─── Input data ───
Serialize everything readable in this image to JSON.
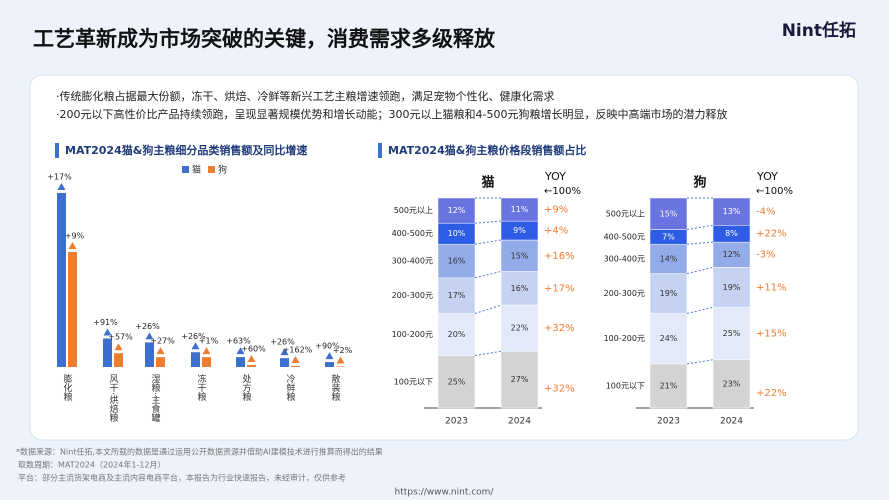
{
  "header": {
    "title": "工艺革新成为市场突破的关键，消费需求多级释放",
    "logo": "Nint任拓"
  },
  "bullets": [
    "·传统膨化粮占据最大份额，冻干、烘焙、冷鲜等新兴工艺主粮增速领跑，满足宠物个性化、健康化需求",
    "·200元以下高性价比产品持续领跑，呈现显著规模优势和增长动能；300元以上猫粮和4-500元狗粮增长明显，反映中高端市场的潜力释放"
  ],
  "chart_data": [
    {
      "type": "bar",
      "title": "MAT2024猫&狗主粮细分品类销售额及同比增速",
      "categories": [
        "膨化粮",
        "风干·烘焙粮",
        "湿粮·主食罐",
        "冻干粮",
        "处方粮",
        "冷鲜粮",
        "散装粮"
      ],
      "ylim": [
        0,
        180
      ],
      "series": [
        {
          "name": "猫",
          "color": "#3d6fcc",
          "values": [
            177,
            29,
            25,
            15,
            10,
            9,
            5
          ],
          "growth": [
            17,
            91,
            26,
            26,
            63,
            26,
            90
          ],
          "growth_labels": [
            "+17%",
            "+91%",
            "+26%",
            "+26%",
            "+63%",
            "+26%",
            "+90%"
          ]
        },
        {
          "name": "狗",
          "color": "#ef7d31",
          "values": [
            117,
            14,
            10,
            10,
            2,
            1,
            0.5
          ],
          "growth": [
            9,
            57,
            27,
            1,
            60,
            162,
            2
          ],
          "growth_labels": [
            "+9%",
            "+57%",
            "+27%",
            "+1%",
            "+60%",
            "+162%",
            "+2%"
          ]
        }
      ]
    },
    {
      "type": "stacked_bar",
      "title": "MAT2024猫&狗主粮价格段销售额占比",
      "subtitle": "猫",
      "categories": [
        "2023",
        "2024"
      ],
      "ylim": [
        0,
        100
      ],
      "yoy_header": "YOY",
      "yoy_base": "←100%",
      "series": [
        {
          "name": "100元以下",
          "color": "#d3d3d3",
          "values": [
            25,
            27
          ],
          "value_labels": [
            "25%",
            "27%"
          ]
        },
        {
          "name": "100-200元",
          "color": "#e3e9f8",
          "values": [
            20,
            22
          ],
          "value_labels": [
            "20%",
            "22%"
          ]
        },
        {
          "name": "200-300元",
          "color": "#c5d2f2",
          "values": [
            17,
            16
          ],
          "value_labels": [
            "17%",
            "16%"
          ]
        },
        {
          "name": "300-400元",
          "color": "#93abe9",
          "values": [
            16,
            15
          ],
          "value_labels": [
            "16%",
            "15%"
          ]
        },
        {
          "name": "400-500元",
          "color": "#2e5ce6",
          "values": [
            10,
            9
          ],
          "value_labels": [
            "10%",
            "9%"
          ]
        },
        {
          "name": "500元以上",
          "color": "#6a74e0",
          "values": [
            12,
            11
          ],
          "value_labels": [
            "12%",
            "11%"
          ]
        }
      ],
      "yoy": [
        32,
        32,
        17,
        16,
        4,
        9
      ],
      "yoy_labels": [
        "+32%",
        "+32%",
        "+17%",
        "+16%",
        "+4%",
        "+9%"
      ]
    },
    {
      "type": "stacked_bar",
      "subtitle": "狗",
      "categories": [
        "2023",
        "2024"
      ],
      "ylim": [
        0,
        100
      ],
      "yoy_header": "YOY",
      "yoy_base": "←100%",
      "series": [
        {
          "name": "100元以下",
          "color": "#d3d3d3",
          "values": [
            21,
            23
          ],
          "value_labels": [
            "21%",
            "23%"
          ]
        },
        {
          "name": "100-200元",
          "color": "#e3e9f8",
          "values": [
            24,
            25
          ],
          "value_labels": [
            "24%",
            "25%"
          ]
        },
        {
          "name": "200-300元",
          "color": "#c5d2f2",
          "values": [
            19,
            19
          ],
          "value_labels": [
            "19%",
            "19%"
          ]
        },
        {
          "name": "300-400元",
          "color": "#93abe9",
          "values": [
            14,
            12
          ],
          "value_labels": [
            "14%",
            "12%"
          ]
        },
        {
          "name": "400-500元",
          "color": "#2e5ce6",
          "values": [
            7,
            8
          ],
          "value_labels": [
            "7%",
            "8%"
          ]
        },
        {
          "name": "500元以上",
          "color": "#6a74e0",
          "values": [
            15,
            13
          ],
          "value_labels": [
            "15%",
            "13%"
          ]
        }
      ],
      "yoy": [
        22,
        15,
        11,
        -3,
        22,
        -4
      ],
      "yoy_labels": [
        "+22%",
        "+15%",
        "+11%",
        "-3%",
        "+22%",
        "-4%"
      ]
    }
  ],
  "footer": {
    "notes": [
      "*数据来源：Nint任拓,本文所载的数据是通过运用公开数据资源并借助AI建模技术进行推算而得出的结果",
      "取数周期：MAT2024（2024年1-12月）",
      "平台：部分主流货架电商及主流内容电商平台，本报告为行业快速报告，未经审计，仅供参考"
    ],
    "url": "https://www.nint.com/"
  }
}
───
Task to carry out >> Without the pictures, write out the whole listing above exactly as it appears.

Full response >>
Serialize everything readable in this image to JSON.
{
  "header": {
    "title": "工艺革新成为市场突破的关键，消费需求多级释放",
    "logo": "Nint任拓"
  },
  "bullets": [
    "·传统膨化粮占据最大份额，冻干、烘焙、冷鲜等新兴工艺主粮增速领跑，满足宠物个性化、健康化需求",
    "·200元以下高性价比产品持续领跑，呈现显著规模优势和增长动能；300元以上猫粮和4-500元狗粮增长明显，反映中高端市场的潜力释放"
  ],
  "chart_data": [
    {
      "type": "bar",
      "title": "MAT2024猫&狗主粮细分品类销售额及同比增速",
      "categories": [
        "膨化粮",
        "风干·烘焙粮",
        "湿粮·主食罐",
        "冻干粮",
        "处方粮",
        "冷鲜粮",
        "散装粮"
      ],
      "ylim": [
        0,
        180
      ],
      "series": [
        {
          "name": "猫",
          "color": "#3d6fcc",
          "values": [
            177,
            29,
            25,
            15,
            10,
            9,
            5
          ],
          "growth": [
            17,
            91,
            26,
            26,
            63,
            26,
            90
          ],
          "growth_labels": [
            "+17%",
            "+91%",
            "+26%",
            "+26%",
            "+63%",
            "+26%",
            "+90%"
          ]
        },
        {
          "name": "狗",
          "color": "#ef7d31",
          "values": [
            117,
            14,
            10,
            10,
            2,
            1,
            0.5
          ],
          "growth": [
            9,
            57,
            27,
            1,
            60,
            162,
            2
          ],
          "growth_labels": [
            "+9%",
            "+57%",
            "+27%",
            "+1%",
            "+60%",
            "+162%",
            "+2%"
          ]
        }
      ]
    },
    {
      "type": "stacked_bar",
      "title": "MAT2024猫&狗主粮价格段销售额占比",
      "subtitle": "猫",
      "categories": [
        "2023",
        "2024"
      ],
      "ylim": [
        0,
        100
      ],
      "yoy_header": "YOY",
      "yoy_base": "←100%",
      "series": [
        {
          "name": "100元以下",
          "color": "#d3d3d3",
          "values": [
            25,
            27
          ],
          "value_labels": [
            "25%",
            "27%"
          ]
        },
        {
          "name": "100-200元",
          "color": "#e3e9f8",
          "values": [
            20,
            22
          ],
          "value_labels": [
            "20%",
            "22%"
          ]
        },
        {
          "name": "200-300元",
          "color": "#c5d2f2",
          "values": [
            17,
            16
          ],
          "value_labels": [
            "17%",
            "16%"
          ]
        },
        {
          "name": "300-400元",
          "color": "#93abe9",
          "values": [
            16,
            15
          ],
          "value_labels": [
            "16%",
            "15%"
          ]
        },
        {
          "name": "400-500元",
          "color": "#2e5ce6",
          "values": [
            10,
            9
          ],
          "value_labels": [
            "10%",
            "9%"
          ]
        },
        {
          "name": "500元以上",
          "color": "#6a74e0",
          "values": [
            12,
            11
          ],
          "value_labels": [
            "12%",
            "11%"
          ]
        }
      ],
      "yoy": [
        32,
        32,
        17,
        16,
        4,
        9
      ],
      "yoy_labels": [
        "+32%",
        "+32%",
        "+17%",
        "+16%",
        "+4%",
        "+9%"
      ]
    },
    {
      "type": "stacked_bar",
      "subtitle": "狗",
      "categories": [
        "2023",
        "2024"
      ],
      "ylim": [
        0,
        100
      ],
      "yoy_header": "YOY",
      "yoy_base": "←100%",
      "series": [
        {
          "name": "100元以下",
          "color": "#d3d3d3",
          "values": [
            21,
            23
          ],
          "value_labels": [
            "21%",
            "23%"
          ]
        },
        {
          "name": "100-200元",
          "color": "#e3e9f8",
          "values": [
            24,
            25
          ],
          "value_labels": [
            "24%",
            "25%"
          ]
        },
        {
          "name": "200-300元",
          "color": "#c5d2f2",
          "values": [
            19,
            19
          ],
          "value_labels": [
            "19%",
            "19%"
          ]
        },
        {
          "name": "300-400元",
          "color": "#93abe9",
          "values": [
            14,
            12
          ],
          "value_labels": [
            "14%",
            "12%"
          ]
        },
        {
          "name": "400-500元",
          "color": "#2e5ce6",
          "values": [
            7,
            8
          ],
          "value_labels": [
            "7%",
            "8%"
          ]
        },
        {
          "name": "500元以上",
          "color": "#6a74e0",
          "values": [
            15,
            13
          ],
          "value_labels": [
            "15%",
            "13%"
          ]
        }
      ],
      "yoy": [
        22,
        15,
        11,
        -3,
        22,
        -4
      ],
      "yoy_labels": [
        "+22%",
        "+15%",
        "+11%",
        "-3%",
        "+22%",
        "-4%"
      ]
    }
  ],
  "footer": {
    "notes": [
      "*数据来源：Nint任拓,本文所载的数据是通过运用公开数据资源并借助AI建模技术进行推算而得出的结果",
      "取数周期：MAT2024（2024年1-12月）",
      "平台：部分主流货架电商及主流内容电商平台，本报告为行业快速报告，未经审计，仅供参考"
    ],
    "url": "https://www.nint.com/"
  }
}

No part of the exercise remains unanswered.